[Dataset excerpts]
· · · ·
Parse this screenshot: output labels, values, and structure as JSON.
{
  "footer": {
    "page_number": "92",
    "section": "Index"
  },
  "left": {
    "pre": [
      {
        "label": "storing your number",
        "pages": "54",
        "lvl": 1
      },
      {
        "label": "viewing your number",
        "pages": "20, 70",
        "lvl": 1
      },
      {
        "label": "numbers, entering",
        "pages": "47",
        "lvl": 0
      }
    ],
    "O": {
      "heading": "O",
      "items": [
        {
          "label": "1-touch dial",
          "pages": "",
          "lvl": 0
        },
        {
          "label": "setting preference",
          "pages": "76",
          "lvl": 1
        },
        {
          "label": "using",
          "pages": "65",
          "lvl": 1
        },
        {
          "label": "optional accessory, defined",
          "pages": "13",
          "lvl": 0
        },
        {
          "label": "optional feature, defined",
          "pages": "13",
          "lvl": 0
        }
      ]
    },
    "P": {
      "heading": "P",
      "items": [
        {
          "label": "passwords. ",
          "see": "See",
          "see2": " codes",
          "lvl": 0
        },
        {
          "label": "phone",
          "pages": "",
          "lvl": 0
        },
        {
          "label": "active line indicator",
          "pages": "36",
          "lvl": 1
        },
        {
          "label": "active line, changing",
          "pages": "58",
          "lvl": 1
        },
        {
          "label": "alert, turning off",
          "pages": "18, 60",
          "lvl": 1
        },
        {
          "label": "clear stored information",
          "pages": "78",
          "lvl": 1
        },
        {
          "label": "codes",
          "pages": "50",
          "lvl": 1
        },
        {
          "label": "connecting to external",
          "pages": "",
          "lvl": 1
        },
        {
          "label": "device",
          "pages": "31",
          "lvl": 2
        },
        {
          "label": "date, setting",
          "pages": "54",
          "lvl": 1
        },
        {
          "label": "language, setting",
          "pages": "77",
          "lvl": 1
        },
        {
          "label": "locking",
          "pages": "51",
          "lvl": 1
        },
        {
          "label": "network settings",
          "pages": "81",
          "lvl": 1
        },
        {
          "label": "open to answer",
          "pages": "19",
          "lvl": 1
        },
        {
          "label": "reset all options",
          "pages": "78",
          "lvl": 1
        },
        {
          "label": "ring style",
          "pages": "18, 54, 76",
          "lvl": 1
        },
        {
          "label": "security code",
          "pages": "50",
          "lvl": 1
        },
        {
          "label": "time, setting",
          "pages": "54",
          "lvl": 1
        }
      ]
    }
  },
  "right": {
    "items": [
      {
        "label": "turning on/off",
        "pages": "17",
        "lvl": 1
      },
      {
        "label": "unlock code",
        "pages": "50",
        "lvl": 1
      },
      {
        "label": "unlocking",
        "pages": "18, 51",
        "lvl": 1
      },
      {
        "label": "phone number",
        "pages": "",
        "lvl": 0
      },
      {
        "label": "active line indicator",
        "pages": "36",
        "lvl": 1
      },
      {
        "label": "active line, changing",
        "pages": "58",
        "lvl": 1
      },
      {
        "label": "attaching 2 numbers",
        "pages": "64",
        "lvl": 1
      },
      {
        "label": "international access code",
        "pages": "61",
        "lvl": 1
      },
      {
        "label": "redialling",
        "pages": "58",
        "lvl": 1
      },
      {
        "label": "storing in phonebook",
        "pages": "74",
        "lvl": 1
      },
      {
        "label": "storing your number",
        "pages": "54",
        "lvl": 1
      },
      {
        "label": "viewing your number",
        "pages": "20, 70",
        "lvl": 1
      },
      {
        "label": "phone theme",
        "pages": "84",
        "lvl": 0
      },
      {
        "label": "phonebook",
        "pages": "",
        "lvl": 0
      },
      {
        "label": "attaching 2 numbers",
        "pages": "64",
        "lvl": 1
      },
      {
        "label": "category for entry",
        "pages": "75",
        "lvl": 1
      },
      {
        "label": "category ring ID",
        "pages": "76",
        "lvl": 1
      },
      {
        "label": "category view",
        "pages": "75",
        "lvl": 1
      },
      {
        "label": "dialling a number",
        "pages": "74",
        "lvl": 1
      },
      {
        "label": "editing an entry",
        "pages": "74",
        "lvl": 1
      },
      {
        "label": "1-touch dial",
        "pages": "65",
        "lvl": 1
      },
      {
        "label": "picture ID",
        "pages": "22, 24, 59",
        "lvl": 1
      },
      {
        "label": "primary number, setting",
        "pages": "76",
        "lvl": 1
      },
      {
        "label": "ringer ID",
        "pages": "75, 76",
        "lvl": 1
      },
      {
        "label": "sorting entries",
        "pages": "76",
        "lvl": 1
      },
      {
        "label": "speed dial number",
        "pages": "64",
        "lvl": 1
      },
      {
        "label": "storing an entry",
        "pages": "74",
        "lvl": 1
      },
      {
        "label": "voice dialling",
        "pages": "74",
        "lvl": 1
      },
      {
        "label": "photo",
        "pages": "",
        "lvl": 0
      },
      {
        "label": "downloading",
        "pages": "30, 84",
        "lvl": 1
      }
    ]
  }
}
· · · ·
_TASK DETAILS_
From the data above, work out how many lines contain the string "optional" and reply with only the number.

_EXERCISE ANSWER_
2